** Start GIVEN DATA **

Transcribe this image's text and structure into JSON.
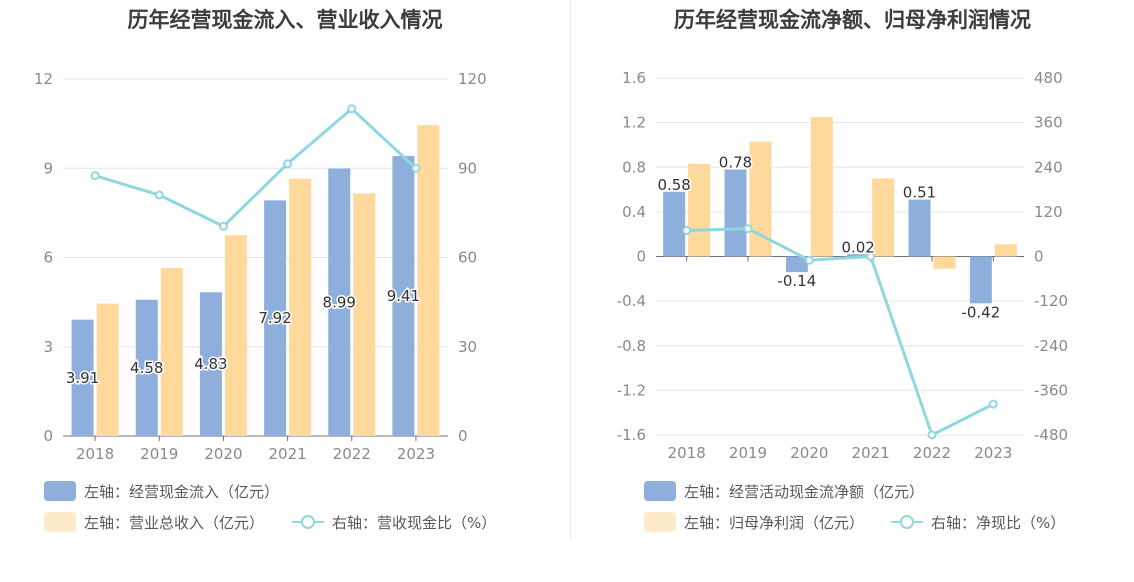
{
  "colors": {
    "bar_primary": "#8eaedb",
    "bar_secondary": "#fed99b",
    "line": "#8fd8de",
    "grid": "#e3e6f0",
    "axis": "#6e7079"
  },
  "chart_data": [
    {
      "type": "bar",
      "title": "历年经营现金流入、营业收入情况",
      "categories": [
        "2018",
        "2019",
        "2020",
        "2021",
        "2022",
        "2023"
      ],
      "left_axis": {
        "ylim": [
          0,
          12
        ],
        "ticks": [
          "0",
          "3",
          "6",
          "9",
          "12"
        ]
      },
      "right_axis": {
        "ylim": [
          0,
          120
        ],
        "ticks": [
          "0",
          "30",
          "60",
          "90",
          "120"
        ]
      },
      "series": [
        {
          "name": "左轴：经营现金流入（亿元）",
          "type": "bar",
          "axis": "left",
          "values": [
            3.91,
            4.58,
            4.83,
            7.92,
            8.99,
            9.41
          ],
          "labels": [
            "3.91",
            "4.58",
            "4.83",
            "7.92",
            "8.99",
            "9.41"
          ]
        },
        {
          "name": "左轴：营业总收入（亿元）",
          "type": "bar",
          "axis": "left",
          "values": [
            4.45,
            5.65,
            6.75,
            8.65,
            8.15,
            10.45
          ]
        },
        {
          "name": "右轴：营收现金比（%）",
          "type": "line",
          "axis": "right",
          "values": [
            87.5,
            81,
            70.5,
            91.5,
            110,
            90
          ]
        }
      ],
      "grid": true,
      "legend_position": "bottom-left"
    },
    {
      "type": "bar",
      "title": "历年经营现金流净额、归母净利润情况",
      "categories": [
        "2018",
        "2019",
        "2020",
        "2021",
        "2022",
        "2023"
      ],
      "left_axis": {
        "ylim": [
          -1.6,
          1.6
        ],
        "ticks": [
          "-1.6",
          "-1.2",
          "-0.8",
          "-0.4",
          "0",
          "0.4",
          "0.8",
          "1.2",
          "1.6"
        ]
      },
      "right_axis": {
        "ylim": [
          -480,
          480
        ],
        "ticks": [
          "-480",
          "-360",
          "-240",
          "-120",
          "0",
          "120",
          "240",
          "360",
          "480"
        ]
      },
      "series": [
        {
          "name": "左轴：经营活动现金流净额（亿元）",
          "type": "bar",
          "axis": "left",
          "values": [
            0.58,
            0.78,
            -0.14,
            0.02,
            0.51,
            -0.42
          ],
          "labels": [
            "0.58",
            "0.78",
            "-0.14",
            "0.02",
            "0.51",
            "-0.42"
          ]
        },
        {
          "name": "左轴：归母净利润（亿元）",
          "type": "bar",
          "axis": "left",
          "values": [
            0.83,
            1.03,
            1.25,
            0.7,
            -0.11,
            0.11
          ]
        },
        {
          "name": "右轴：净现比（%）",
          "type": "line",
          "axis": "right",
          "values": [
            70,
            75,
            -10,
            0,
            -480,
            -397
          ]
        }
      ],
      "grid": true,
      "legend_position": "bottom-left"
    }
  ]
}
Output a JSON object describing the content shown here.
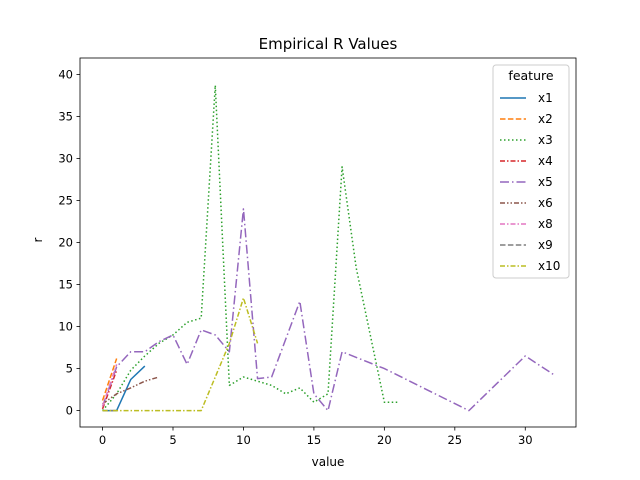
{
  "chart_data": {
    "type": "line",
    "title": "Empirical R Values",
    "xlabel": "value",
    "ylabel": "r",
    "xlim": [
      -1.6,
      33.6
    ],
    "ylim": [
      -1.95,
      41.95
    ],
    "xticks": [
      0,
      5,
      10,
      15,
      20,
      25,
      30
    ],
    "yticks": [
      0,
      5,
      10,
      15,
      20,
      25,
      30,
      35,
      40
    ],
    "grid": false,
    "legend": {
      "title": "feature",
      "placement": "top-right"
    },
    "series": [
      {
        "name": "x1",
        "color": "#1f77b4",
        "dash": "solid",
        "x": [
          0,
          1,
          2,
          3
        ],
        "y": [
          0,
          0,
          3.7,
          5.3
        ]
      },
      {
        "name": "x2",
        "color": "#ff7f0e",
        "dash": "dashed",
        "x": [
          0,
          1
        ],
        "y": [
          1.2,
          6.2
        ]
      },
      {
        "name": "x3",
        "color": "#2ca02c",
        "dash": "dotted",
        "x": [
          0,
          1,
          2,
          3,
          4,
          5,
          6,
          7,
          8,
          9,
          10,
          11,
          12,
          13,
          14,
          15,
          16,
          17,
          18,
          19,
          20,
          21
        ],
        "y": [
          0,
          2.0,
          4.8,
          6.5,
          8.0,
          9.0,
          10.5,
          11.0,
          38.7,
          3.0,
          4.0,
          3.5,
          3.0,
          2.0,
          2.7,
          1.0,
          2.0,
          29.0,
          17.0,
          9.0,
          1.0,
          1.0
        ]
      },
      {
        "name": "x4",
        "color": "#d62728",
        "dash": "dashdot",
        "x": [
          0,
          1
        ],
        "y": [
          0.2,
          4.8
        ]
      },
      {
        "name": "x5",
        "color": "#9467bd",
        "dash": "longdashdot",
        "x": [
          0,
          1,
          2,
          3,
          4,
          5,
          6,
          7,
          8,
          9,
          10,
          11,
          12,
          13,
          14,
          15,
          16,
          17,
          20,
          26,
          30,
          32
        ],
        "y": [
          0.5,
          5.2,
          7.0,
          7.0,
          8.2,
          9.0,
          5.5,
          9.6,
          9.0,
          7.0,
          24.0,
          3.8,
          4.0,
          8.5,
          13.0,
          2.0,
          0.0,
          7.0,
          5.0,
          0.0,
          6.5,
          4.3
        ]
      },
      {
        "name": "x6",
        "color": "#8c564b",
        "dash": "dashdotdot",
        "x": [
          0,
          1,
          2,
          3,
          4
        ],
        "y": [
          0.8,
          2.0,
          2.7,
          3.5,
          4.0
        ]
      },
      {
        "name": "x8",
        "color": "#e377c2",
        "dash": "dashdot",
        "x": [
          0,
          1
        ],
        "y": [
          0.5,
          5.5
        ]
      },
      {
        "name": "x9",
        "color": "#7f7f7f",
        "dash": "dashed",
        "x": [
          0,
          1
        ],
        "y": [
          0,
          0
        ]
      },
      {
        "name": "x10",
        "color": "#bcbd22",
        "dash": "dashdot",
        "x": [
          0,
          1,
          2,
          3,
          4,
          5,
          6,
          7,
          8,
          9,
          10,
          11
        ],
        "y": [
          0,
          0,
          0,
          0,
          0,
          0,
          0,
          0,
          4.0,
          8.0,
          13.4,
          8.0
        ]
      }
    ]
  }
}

** End GIVEN DATA **

Quote the entries in full. Any image among them is to be omitted from the copy.

Transcribe this image's text and structure into JSON.
{
  "colors": {
    "bar_primary": "#8eaedb",
    "bar_secondary": "#fed99b",
    "line": "#8fd8de",
    "grid": "#e3e6f0",
    "axis": "#6e7079"
  },
  "chart_data": [
    {
      "type": "bar",
      "title": "历年经营现金流入、营业收入情况",
      "categories": [
        "2018",
        "2019",
        "2020",
        "2021",
        "2022",
        "2023"
      ],
      "left_axis": {
        "ylim": [
          0,
          12
        ],
        "ticks": [
          "0",
          "3",
          "6",
          "9",
          "12"
        ]
      },
      "right_axis": {
        "ylim": [
          0,
          120
        ],
        "ticks": [
          "0",
          "30",
          "60",
          "90",
          "120"
        ]
      },
      "series": [
        {
          "name": "左轴：经营现金流入（亿元）",
          "type": "bar",
          "axis": "left",
          "values": [
            3.91,
            4.58,
            4.83,
            7.92,
            8.99,
            9.41
          ],
          "labels": [
            "3.91",
            "4.58",
            "4.83",
            "7.92",
            "8.99",
            "9.41"
          ]
        },
        {
          "name": "左轴：营业总收入（亿元）",
          "type": "bar",
          "axis": "left",
          "values": [
            4.45,
            5.65,
            6.75,
            8.65,
            8.15,
            10.45
          ]
        },
        {
          "name": "右轴：营收现金比（%）",
          "type": "line",
          "axis": "right",
          "values": [
            87.5,
            81,
            70.5,
            91.5,
            110,
            90
          ]
        }
      ],
      "grid": true,
      "legend_position": "bottom-left"
    },
    {
      "type": "bar",
      "title": "历年经营现金流净额、归母净利润情况",
      "categories": [
        "2018",
        "2019",
        "2020",
        "2021",
        "2022",
        "2023"
      ],
      "left_axis": {
        "ylim": [
          -1.6,
          1.6
        ],
        "ticks": [
          "-1.6",
          "-1.2",
          "-0.8",
          "-0.4",
          "0",
          "0.4",
          "0.8",
          "1.2",
          "1.6"
        ]
      },
      "right_axis": {
        "ylim": [
          -480,
          480
        ],
        "ticks": [
          "-480",
          "-360",
          "-240",
          "-120",
          "0",
          "120",
          "240",
          "360",
          "480"
        ]
      },
      "series": [
        {
          "name": "左轴：经营活动现金流净额（亿元）",
          "type": "bar",
          "axis": "left",
          "values": [
            0.58,
            0.78,
            -0.14,
            0.02,
            0.51,
            -0.42
          ],
          "labels": [
            "0.58",
            "0.78",
            "-0.14",
            "0.02",
            "0.51",
            "-0.42"
          ]
        },
        {
          "name": "左轴：归母净利润（亿元）",
          "type": "bar",
          "axis": "left",
          "values": [
            0.83,
            1.03,
            1.25,
            0.7,
            -0.11,
            0.11
          ]
        },
        {
          "name": "右轴：净现比（%）",
          "type": "line",
          "axis": "right",
          "values": [
            70,
            75,
            -10,
            0,
            -480,
            -397
          ]
        }
      ],
      "grid": true,
      "legend_position": "bottom-left"
    }
  ]
}
Output a JSON object describing the content shown here.
{
  "chart_data": {
    "type": "line",
    "title": "Empirical R Values",
    "xlabel": "value",
    "ylabel": "r",
    "xlim": [
      -1.6,
      33.6
    ],
    "ylim": [
      -1.95,
      41.95
    ],
    "xticks": [
      0,
      5,
      10,
      15,
      20,
      25,
      30
    ],
    "yticks": [
      0,
      5,
      10,
      15,
      20,
      25,
      30,
      35,
      40
    ],
    "grid": false,
    "legend": {
      "title": "feature",
      "placement": "top-right"
    },
    "series": [
      {
        "name": "x1",
        "color": "#1f77b4",
        "dash": "solid",
        "x": [
          0,
          1,
          2,
          3
        ],
        "y": [
          0,
          0,
          3.7,
          5.3
        ]
      },
      {
        "name": "x2",
        "color": "#ff7f0e",
        "dash": "dashed",
        "x": [
          0,
          1
        ],
        "y": [
          1.2,
          6.2
        ]
      },
      {
        "name": "x3",
        "color": "#2ca02c",
        "dash": "dotted",
        "x": [
          0,
          1,
          2,
          3,
          4,
          5,
          6,
          7,
          8,
          9,
          10,
          11,
          12,
          13,
          14,
          15,
          16,
          17,
          18,
          19,
          20,
          21
        ],
        "y": [
          0,
          2.0,
          4.8,
          6.5,
          8.0,
          9.0,
          10.5,
          11.0,
          38.7,
          3.0,
          4.0,
          3.5,
          3.0,
          2.0,
          2.7,
          1.0,
          2.0,
          29.0,
          17.0,
          9.0,
          1.0,
          1.0
        ]
      },
      {
        "name": "x4",
        "color": "#d62728",
        "dash": "dashdot",
        "x": [
          0,
          1
        ],
        "y": [
          0.2,
          4.8
        ]
      },
      {
        "name": "x5",
        "color": "#9467bd",
        "dash": "longdashdot",
        "x": [
          0,
          1,
          2,
          3,
          4,
          5,
          6,
          7,
          8,
          9,
          10,
          11,
          12,
          13,
          14,
          15,
          16,
          17,
          20,
          26,
          30,
          32
        ],
        "y": [
          0.5,
          5.2,
          7.0,
          7.0,
          8.2,
          9.0,
          5.5,
          9.6,
          9.0,
          7.0,
          24.0,
          3.8,
          4.0,
          8.5,
          13.0,
          2.0,
          0.0,
          7.0,
          5.0,
          0.0,
          6.5,
          4.3
        ]
      },
      {
        "name": "x6",
        "color": "#8c564b",
        "dash": "dashdotdot",
        "x": [
          0,
          1,
          2,
          3,
          4
        ],
        "y": [
          0.8,
          2.0,
          2.7,
          3.5,
          4.0
        ]
      },
      {
        "name": "x8",
        "color": "#e377c2",
        "dash": "dashdot",
        "x": [
          0,
          1
        ],
        "y": [
          0.5,
          5.5
        ]
      },
      {
        "name": "x9",
        "color": "#7f7f7f",
        "dash": "dashed",
        "x": [
          0,
          1
        ],
        "y": [
          0,
          0
        ]
      },
      {
        "name": "x10",
        "color": "#bcbd22",
        "dash": "dashdot",
        "x": [
          0,
          1,
          2,
          3,
          4,
          5,
          6,
          7,
          8,
          9,
          10,
          11
        ],
        "y": [
          0,
          0,
          0,
          0,
          0,
          0,
          0,
          0,
          4.0,
          8.0,
          13.4,
          8.0
        ]
      }
    ]
  }
}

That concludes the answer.